-------- MATERIAL FOR THIS EXERCISE

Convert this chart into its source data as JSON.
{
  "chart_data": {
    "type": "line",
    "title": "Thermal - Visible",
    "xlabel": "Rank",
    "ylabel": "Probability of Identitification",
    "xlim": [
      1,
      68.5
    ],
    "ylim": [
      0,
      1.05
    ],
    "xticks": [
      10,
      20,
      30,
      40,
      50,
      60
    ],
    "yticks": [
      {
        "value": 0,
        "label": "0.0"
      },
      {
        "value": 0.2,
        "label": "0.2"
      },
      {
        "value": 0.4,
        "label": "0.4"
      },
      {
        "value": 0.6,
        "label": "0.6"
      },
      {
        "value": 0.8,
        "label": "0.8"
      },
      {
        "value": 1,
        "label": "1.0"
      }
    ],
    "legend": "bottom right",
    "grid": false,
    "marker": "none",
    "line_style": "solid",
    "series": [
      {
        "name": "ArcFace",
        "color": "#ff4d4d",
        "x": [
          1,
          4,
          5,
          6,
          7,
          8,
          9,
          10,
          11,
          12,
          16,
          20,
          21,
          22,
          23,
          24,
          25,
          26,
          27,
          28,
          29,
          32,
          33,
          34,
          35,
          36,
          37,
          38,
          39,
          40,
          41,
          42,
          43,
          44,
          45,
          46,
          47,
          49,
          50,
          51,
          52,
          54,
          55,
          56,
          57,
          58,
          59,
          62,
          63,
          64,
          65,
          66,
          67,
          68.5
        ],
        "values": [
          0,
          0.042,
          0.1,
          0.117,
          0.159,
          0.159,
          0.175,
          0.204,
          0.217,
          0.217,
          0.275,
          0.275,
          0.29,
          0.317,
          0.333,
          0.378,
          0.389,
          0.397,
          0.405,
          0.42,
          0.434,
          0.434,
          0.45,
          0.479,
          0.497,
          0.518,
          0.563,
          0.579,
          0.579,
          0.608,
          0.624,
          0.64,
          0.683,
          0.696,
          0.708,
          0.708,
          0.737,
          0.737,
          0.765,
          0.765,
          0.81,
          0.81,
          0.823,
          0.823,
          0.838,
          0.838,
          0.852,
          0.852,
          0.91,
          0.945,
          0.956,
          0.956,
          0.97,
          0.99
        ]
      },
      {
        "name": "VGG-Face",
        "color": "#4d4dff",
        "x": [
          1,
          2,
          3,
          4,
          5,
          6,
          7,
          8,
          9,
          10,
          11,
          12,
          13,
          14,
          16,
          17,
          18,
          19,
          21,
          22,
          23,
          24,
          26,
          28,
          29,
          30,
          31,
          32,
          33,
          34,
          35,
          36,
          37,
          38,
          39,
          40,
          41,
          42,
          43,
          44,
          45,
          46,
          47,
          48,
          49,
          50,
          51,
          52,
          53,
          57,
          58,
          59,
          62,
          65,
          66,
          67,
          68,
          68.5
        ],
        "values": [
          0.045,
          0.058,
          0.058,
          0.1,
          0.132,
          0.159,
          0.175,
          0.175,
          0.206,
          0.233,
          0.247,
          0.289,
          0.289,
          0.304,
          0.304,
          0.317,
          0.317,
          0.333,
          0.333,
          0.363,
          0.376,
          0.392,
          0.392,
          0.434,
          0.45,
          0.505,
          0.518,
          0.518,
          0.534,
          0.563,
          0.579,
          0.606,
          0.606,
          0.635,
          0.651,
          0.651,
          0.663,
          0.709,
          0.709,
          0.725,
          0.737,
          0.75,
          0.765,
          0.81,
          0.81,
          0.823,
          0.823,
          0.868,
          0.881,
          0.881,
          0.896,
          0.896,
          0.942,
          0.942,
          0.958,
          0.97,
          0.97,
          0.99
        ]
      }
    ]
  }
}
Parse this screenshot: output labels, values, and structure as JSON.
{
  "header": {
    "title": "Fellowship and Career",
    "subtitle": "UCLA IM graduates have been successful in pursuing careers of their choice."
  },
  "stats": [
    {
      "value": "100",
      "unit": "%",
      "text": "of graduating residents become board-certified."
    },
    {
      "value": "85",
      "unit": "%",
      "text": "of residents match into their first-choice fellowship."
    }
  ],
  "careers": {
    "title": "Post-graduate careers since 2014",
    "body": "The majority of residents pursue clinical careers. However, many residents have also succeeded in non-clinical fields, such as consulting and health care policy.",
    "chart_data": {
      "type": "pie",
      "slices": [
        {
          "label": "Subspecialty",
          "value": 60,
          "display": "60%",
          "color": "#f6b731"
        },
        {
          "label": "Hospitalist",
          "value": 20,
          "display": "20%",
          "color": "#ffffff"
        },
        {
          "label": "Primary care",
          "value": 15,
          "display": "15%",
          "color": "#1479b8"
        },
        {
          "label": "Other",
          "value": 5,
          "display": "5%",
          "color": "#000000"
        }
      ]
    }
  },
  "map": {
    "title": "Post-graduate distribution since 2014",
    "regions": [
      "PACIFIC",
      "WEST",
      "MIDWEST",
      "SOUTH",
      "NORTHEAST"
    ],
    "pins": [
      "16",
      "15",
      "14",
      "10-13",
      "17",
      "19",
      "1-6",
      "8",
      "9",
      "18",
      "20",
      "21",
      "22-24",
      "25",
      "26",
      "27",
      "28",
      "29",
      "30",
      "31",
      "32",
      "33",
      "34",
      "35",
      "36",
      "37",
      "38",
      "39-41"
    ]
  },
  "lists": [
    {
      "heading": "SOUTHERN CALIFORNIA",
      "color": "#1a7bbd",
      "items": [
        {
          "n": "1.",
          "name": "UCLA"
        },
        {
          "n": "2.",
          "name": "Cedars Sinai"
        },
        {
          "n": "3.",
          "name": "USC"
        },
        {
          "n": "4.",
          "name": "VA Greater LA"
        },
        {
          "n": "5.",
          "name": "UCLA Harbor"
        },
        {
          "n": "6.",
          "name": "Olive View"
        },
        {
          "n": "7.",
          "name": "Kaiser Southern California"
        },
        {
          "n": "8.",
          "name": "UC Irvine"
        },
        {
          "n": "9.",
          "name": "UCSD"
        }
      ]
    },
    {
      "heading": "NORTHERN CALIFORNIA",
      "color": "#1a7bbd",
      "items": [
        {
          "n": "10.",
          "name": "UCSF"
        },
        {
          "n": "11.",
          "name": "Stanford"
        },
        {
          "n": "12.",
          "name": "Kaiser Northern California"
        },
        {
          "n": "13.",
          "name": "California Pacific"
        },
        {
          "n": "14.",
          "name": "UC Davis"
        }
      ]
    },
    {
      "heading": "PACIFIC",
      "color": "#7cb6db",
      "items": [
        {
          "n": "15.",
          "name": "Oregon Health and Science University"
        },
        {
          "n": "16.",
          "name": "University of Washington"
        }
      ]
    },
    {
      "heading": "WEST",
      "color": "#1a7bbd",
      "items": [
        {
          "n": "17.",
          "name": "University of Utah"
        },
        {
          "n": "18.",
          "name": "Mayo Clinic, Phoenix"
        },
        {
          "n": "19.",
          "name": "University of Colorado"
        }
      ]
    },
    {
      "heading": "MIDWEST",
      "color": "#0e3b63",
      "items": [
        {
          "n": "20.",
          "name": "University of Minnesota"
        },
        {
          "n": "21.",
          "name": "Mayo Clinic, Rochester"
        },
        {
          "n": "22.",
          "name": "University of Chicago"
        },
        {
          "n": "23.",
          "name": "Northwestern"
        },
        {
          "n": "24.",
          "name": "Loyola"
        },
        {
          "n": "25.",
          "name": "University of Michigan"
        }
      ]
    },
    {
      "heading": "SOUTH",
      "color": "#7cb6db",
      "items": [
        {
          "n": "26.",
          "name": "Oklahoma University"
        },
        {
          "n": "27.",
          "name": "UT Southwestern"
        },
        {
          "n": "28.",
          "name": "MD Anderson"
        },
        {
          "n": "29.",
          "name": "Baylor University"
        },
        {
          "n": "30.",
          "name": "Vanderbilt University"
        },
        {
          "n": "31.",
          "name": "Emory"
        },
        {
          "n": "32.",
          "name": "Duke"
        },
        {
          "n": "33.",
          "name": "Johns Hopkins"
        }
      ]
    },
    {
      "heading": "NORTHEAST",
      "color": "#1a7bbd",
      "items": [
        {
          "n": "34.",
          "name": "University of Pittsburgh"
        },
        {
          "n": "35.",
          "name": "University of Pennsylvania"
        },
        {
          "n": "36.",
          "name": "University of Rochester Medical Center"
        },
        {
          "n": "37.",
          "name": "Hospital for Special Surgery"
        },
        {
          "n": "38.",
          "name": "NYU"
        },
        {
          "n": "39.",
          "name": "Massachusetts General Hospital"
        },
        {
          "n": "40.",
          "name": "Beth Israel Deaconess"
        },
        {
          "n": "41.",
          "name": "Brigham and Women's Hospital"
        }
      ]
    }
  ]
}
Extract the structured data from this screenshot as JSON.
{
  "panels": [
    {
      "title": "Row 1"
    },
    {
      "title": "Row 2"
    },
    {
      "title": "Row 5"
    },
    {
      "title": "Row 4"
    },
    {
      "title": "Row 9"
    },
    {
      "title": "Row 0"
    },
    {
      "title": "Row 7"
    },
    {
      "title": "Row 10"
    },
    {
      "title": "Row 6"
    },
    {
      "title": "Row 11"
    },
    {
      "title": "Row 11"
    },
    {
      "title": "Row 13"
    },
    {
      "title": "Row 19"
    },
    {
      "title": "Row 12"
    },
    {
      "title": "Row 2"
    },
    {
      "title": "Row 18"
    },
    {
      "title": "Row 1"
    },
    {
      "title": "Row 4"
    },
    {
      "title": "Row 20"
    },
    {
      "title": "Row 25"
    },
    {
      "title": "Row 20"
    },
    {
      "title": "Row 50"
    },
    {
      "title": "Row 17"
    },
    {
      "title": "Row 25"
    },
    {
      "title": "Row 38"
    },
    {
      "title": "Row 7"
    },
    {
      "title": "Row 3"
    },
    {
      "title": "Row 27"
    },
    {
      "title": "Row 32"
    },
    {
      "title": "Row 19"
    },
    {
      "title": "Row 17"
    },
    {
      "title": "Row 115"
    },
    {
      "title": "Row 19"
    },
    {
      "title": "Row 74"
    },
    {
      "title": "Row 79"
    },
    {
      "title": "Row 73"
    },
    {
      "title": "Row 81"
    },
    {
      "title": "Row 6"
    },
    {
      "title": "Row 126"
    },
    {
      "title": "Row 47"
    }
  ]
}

----------------

◆ SHORT TASK:
Calculate how many lines of the material include the string "careers", and state that number by itself.

◆ SOLVED EXERCISE:
4